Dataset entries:

=======

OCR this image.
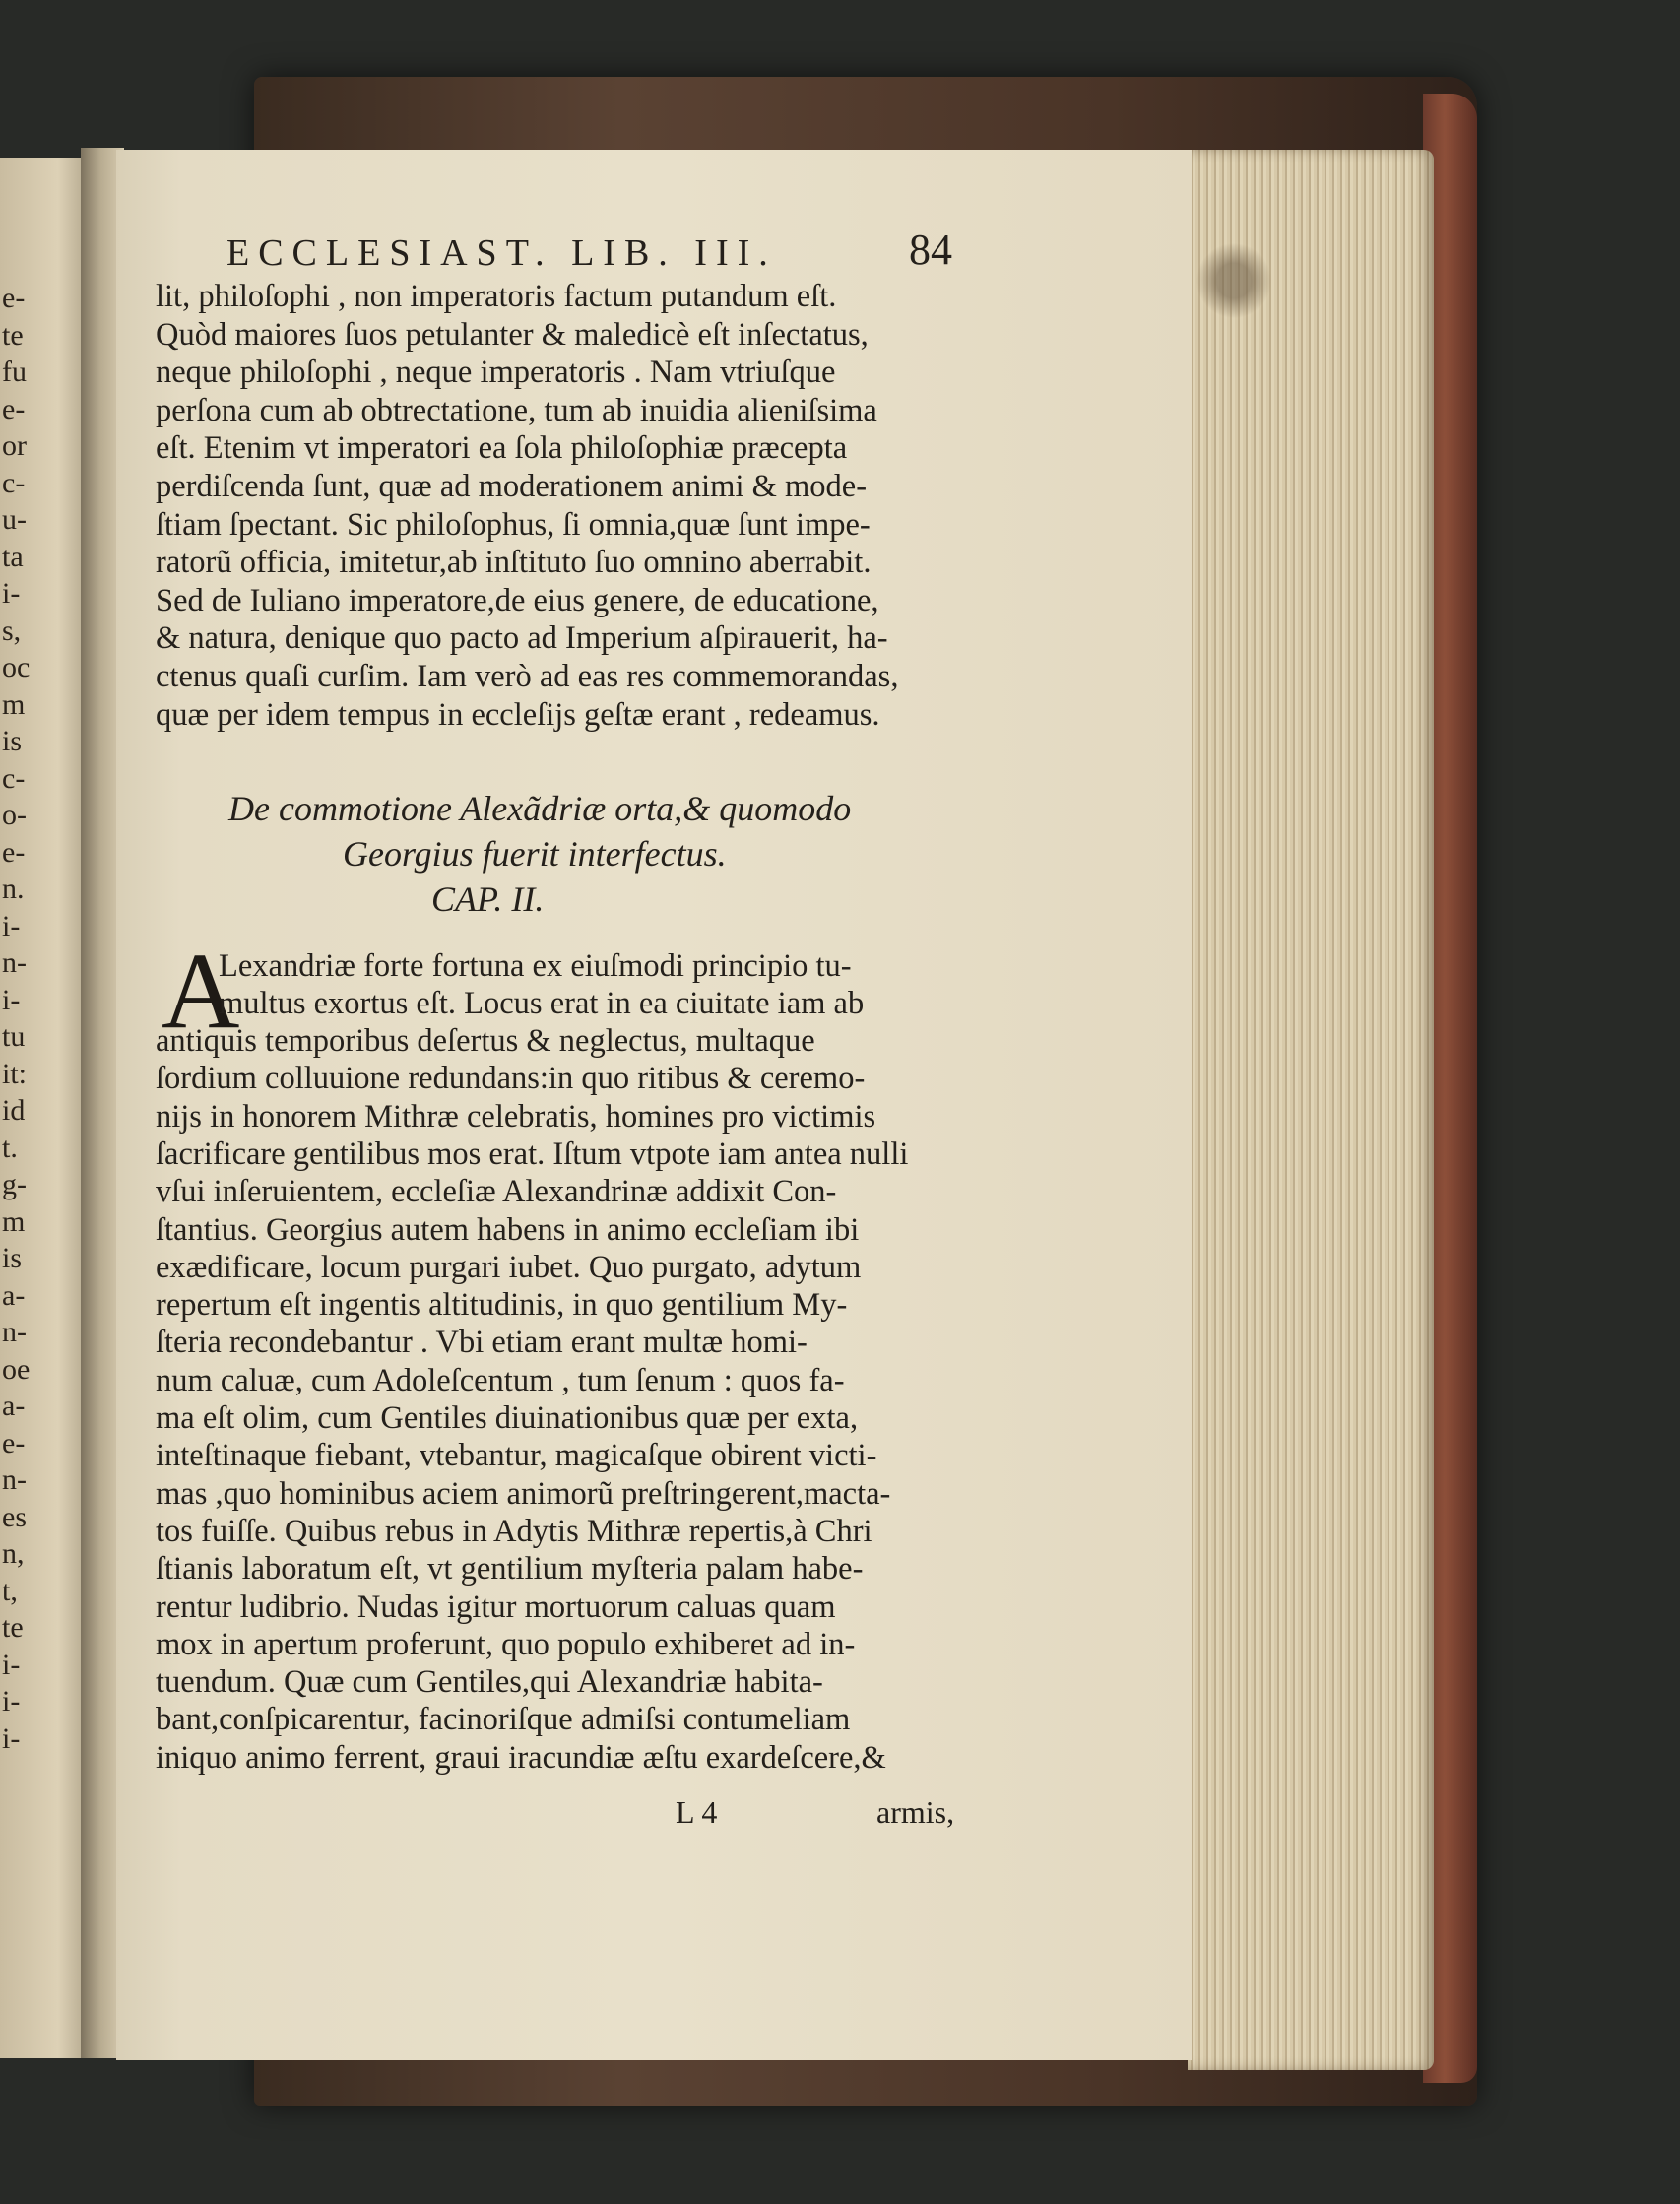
e-
te
fu
e-
or
c-
u-
ta
i-
s,
oc
m
is
c-
o-
e-
n.
i-
n-
i-
tu
it:
id
t.
g-
m
is
a-
n-
oe
a-
e-
n-
es
n,
t,
te
i-
i-
i-
ECCLESIAST. LIB. III.	84
lit, philoſophi , non imperatoris factum putandum eſt.
Quòd maiores ſuos petulanter & maledicè eſt inſectatus,
neque philoſophi , neque imperatoris . Nam vtriuſque
perſona cum ab obtrectatione, tum ab inuidia alieniſsima
eſt. Etenim vt imperatori ea ſola philoſophiæ præcepta
perdiſcenda ſunt, quæ ad moderationem animi & mode-
ſtiam ſpectant. Sic philoſophus, ſi omnia,quæ ſunt impe-
ratorũ officia, imitetur,ab inſtituto ſuo omnino aberrabit.
Sed de Iuliano imperatore,de eius genere, de educatione,
& natura, denique quo pacto ad Imperium aſpirauerit, ha-
ctenus quaſi curſim. Iam verò ad eas res commemorandas,
quæ per idem tempus in eccleſijs geſtæ erant , redeamus.
De commotione Alexãdriæ orta,& quomodo
Georgius fuerit interfectus.
CAP. II.
A
Lexandriæ forte fortuna ex eiuſmodi principio tu-
multus exortus eſt. Locus erat in ea ciuitate iam ab
antiquis temporibus deſertus & neglectus, multaque
ſordium colluuione redundans:in quo ritibus & ceremo-
nijs in honorem Mithræ celebratis, homines pro victimis
ſacrificare gentilibus mos erat. Iſtum vtpote iam antea nulli
vſui inſeruientem, eccleſiæ Alexandrinæ addixit Con-
ſtantius. Georgius autem habens in animo eccleſiam ibi
exædificare, locum purgari iubet. Quo purgato, adytum
repertum eſt ingentis altitudinis, in quo gentilium My-
ſteria recondebantur . Vbi etiam erant multæ homi-
num caluæ, cum Adoleſcentum , tum ſenum : quos fa-
ma eſt olim, cum Gentiles diuinationibus quæ per exta,
inteſtinaque fiebant, vtebantur, magicaſque obirent victi-
mas ,quo hominibus aciem animorũ preſtringerent,macta-
tos fuiſſe. Quibus rebus in Adytis Mithræ repertis,à Chri
ſtianis laboratum eſt, vt gentilium myſteria palam habe-
rentur ludibrio. Nudas igitur mortuorum caluas quam
mox in apertum proferunt, quo populo exhiberet ad in-
tuendum. Quæ cum Gentiles,qui Alexandriæ habita-
bant,conſpicarentur, facinoriſque admiſsi contumeliam
iniquo animo ferrent, graui iracundiæ æſtu exardeſcere,&
L 4	armis,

=======

Exercise:
Tally how many lines of the records hold the word "Mithræ". Answer with the number only.

Exercise solution:
2